**Supplied information**
'''

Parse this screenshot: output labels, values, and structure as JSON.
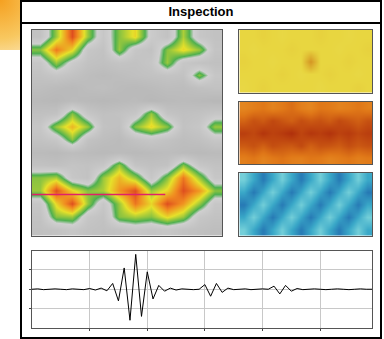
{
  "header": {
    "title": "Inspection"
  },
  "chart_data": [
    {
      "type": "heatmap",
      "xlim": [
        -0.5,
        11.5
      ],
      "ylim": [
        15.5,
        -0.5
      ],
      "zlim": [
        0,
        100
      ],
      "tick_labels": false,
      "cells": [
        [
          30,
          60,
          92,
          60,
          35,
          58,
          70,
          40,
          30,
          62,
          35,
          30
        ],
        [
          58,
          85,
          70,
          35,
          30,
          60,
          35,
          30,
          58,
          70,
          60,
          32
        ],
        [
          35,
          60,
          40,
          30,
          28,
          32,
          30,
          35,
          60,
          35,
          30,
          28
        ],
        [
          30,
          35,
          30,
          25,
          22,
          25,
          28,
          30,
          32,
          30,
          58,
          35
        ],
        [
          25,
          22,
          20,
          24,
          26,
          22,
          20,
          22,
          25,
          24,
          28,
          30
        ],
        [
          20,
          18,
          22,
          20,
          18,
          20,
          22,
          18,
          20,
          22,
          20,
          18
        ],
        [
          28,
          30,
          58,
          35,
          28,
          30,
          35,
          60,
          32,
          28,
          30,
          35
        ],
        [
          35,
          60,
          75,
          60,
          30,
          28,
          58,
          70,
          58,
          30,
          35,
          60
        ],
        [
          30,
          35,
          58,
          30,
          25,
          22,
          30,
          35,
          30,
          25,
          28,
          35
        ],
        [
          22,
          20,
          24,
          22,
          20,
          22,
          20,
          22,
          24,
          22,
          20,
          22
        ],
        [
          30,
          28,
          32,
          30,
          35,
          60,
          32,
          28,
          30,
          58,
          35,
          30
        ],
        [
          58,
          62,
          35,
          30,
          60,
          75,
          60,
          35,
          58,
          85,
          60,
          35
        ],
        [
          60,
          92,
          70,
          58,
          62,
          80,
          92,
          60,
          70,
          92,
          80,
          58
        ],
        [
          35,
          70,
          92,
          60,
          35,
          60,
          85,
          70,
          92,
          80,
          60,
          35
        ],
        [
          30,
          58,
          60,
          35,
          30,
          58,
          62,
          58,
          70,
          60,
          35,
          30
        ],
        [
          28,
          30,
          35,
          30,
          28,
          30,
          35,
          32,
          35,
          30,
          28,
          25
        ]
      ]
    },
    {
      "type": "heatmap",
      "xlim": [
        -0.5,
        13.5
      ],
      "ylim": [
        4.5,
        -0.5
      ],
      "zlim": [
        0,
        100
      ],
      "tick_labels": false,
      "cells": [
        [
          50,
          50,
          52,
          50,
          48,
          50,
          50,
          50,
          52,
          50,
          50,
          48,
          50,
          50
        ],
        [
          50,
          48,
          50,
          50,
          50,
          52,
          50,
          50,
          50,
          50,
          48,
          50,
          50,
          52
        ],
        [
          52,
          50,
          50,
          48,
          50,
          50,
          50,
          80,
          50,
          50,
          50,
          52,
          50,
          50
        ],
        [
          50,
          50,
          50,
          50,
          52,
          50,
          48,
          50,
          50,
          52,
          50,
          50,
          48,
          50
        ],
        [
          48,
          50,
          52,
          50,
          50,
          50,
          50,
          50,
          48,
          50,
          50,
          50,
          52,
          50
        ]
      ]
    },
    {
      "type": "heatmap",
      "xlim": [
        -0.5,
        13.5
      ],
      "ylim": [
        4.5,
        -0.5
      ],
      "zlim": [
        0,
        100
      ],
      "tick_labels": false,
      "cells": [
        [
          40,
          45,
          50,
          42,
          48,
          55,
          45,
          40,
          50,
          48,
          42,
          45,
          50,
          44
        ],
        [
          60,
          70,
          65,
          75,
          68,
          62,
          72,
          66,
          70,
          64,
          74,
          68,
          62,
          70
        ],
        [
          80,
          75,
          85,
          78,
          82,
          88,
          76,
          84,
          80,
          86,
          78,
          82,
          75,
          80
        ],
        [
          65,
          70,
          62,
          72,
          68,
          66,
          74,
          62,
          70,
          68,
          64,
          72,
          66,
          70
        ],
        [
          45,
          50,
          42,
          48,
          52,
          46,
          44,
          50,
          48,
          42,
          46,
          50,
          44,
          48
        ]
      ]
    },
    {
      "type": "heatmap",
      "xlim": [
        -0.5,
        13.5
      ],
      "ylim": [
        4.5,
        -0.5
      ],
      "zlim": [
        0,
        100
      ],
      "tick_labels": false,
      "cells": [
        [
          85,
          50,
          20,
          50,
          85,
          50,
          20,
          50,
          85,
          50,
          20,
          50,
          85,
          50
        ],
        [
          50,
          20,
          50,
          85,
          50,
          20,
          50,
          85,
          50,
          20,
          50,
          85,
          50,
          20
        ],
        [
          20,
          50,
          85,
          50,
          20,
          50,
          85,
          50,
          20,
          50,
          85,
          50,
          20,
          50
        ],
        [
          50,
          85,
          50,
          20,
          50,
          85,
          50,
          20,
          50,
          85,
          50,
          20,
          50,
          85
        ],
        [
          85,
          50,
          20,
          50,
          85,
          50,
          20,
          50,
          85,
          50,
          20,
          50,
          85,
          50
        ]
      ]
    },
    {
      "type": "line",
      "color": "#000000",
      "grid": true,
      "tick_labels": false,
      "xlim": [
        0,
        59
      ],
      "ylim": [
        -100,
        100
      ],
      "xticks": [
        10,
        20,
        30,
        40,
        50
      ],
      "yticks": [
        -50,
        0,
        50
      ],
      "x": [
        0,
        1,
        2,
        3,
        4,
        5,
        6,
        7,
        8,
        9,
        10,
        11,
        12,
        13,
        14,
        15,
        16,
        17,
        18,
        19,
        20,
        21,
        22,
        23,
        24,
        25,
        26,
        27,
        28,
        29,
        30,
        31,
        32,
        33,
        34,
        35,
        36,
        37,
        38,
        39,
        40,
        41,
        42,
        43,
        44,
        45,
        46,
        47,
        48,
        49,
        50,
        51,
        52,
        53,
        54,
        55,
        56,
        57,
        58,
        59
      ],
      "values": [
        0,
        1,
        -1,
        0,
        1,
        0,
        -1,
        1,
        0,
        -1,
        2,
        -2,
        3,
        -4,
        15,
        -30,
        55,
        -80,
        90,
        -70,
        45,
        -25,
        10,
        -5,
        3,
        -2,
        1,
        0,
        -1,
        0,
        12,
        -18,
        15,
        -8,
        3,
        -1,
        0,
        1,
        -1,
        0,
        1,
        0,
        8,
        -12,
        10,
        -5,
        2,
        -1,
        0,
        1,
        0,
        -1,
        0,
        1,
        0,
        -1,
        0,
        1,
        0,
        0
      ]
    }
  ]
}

'''
'''

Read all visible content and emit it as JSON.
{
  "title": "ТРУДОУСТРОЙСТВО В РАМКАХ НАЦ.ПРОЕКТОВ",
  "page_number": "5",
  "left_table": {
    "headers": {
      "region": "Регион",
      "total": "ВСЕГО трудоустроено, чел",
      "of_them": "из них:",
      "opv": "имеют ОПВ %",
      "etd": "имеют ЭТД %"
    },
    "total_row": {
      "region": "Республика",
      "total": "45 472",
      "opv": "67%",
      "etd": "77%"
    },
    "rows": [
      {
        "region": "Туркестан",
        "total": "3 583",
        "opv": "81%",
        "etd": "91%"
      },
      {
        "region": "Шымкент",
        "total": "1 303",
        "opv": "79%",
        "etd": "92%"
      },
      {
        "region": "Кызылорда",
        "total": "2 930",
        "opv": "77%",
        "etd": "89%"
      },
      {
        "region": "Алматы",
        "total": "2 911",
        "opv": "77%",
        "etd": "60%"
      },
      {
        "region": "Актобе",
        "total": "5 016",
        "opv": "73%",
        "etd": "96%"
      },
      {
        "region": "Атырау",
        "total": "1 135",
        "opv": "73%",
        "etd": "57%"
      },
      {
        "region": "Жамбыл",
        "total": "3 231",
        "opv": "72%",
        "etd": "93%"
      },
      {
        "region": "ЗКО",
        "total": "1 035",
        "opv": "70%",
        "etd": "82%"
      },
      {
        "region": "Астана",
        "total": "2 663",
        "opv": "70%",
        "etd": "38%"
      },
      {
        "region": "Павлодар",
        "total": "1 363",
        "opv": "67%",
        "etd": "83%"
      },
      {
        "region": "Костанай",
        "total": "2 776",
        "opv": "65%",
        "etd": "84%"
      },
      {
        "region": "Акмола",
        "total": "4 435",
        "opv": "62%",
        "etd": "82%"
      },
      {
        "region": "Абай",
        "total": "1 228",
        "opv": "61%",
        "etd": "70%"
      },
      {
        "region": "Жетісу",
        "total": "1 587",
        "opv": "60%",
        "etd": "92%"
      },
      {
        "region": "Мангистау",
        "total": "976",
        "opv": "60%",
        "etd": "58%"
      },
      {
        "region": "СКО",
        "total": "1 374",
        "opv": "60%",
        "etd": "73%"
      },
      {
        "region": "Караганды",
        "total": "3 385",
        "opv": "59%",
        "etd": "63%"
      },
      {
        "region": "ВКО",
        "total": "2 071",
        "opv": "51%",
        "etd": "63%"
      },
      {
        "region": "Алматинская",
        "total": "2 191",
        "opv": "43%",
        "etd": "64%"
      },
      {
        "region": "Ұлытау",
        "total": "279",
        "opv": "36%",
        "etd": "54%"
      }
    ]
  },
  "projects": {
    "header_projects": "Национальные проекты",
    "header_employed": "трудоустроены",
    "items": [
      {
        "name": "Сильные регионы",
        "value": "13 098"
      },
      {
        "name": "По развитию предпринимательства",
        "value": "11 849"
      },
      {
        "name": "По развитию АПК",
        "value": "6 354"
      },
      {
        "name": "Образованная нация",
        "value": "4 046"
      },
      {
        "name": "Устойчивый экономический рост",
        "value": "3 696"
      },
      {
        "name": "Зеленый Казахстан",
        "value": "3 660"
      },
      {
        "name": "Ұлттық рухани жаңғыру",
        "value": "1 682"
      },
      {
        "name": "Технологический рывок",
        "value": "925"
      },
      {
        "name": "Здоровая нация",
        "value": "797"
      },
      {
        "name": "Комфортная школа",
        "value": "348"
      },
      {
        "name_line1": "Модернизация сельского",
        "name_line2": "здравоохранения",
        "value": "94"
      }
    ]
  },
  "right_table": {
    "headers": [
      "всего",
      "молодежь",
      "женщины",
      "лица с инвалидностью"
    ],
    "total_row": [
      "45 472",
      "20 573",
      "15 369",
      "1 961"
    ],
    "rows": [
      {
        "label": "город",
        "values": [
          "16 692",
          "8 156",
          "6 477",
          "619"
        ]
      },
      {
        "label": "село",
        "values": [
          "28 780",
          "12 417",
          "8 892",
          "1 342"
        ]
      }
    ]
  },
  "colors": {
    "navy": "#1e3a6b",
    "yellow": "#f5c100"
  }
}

'''
'''

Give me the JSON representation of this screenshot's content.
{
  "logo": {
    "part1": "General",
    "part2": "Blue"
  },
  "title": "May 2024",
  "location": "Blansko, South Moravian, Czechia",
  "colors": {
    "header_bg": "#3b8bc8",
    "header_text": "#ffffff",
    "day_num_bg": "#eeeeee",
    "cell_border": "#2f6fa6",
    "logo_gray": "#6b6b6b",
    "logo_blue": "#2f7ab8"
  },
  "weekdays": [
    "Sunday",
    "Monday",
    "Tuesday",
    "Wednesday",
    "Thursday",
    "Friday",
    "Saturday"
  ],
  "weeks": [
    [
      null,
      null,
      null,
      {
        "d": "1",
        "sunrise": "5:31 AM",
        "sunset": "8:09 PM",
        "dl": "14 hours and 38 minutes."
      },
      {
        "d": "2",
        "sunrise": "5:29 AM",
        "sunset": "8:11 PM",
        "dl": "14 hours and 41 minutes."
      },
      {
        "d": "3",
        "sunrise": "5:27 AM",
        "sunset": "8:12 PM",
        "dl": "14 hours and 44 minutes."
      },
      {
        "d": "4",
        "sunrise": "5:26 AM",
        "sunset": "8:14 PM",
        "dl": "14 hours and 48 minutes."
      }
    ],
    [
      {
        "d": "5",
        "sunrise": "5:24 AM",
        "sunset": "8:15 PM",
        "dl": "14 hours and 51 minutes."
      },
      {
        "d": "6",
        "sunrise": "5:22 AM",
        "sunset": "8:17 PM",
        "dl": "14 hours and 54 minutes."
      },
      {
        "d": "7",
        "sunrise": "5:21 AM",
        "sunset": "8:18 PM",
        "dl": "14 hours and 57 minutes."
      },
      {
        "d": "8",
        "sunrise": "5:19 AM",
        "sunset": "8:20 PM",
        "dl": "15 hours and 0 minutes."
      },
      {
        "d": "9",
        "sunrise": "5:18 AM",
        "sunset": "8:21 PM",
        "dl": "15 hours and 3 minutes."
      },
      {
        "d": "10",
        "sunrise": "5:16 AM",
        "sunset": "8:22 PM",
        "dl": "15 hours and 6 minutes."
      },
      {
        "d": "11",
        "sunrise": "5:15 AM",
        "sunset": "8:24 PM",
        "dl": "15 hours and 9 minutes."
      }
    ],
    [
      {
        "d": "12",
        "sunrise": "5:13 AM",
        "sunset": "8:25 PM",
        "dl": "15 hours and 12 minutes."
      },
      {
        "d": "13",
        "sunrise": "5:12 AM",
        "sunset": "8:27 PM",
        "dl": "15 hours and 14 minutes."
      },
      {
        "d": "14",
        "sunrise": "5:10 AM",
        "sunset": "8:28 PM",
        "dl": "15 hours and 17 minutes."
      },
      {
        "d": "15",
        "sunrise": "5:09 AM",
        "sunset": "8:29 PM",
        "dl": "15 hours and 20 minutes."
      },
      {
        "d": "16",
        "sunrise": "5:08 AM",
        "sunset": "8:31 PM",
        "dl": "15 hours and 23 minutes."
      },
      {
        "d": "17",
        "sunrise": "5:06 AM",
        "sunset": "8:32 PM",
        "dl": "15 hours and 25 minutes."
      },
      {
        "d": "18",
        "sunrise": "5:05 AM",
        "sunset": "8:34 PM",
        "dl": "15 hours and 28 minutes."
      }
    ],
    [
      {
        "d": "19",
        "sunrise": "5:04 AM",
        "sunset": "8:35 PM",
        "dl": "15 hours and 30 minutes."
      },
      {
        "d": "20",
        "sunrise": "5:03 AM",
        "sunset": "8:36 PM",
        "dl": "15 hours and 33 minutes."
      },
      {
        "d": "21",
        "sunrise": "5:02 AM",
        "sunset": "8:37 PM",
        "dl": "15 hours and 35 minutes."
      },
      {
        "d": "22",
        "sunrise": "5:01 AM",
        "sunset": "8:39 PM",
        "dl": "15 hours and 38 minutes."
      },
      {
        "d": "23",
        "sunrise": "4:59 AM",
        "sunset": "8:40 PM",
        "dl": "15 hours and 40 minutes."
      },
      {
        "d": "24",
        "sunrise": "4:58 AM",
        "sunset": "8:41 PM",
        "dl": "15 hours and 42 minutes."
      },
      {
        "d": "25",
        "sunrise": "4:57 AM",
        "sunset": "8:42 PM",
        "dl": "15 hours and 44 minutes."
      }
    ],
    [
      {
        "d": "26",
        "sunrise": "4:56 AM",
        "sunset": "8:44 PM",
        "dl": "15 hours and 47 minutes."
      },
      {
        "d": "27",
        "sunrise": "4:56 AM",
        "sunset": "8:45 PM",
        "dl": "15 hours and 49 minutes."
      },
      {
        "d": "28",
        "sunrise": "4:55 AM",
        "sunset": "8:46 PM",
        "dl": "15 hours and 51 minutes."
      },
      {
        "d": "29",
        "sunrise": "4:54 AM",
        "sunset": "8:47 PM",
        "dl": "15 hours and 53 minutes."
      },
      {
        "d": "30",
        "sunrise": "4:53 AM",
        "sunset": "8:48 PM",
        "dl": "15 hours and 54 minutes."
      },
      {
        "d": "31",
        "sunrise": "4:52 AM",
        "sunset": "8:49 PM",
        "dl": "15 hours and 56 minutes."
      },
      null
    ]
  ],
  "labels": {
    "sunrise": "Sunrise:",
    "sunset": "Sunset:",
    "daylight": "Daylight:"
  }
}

'''

**Stated goal**
Go through the entries above and pull out each line with "screenshot" in it.

**The reply**
Parse this screenshot: output labels, values, and structure as JSON.
Give me the JSON representation of this screenshot's content.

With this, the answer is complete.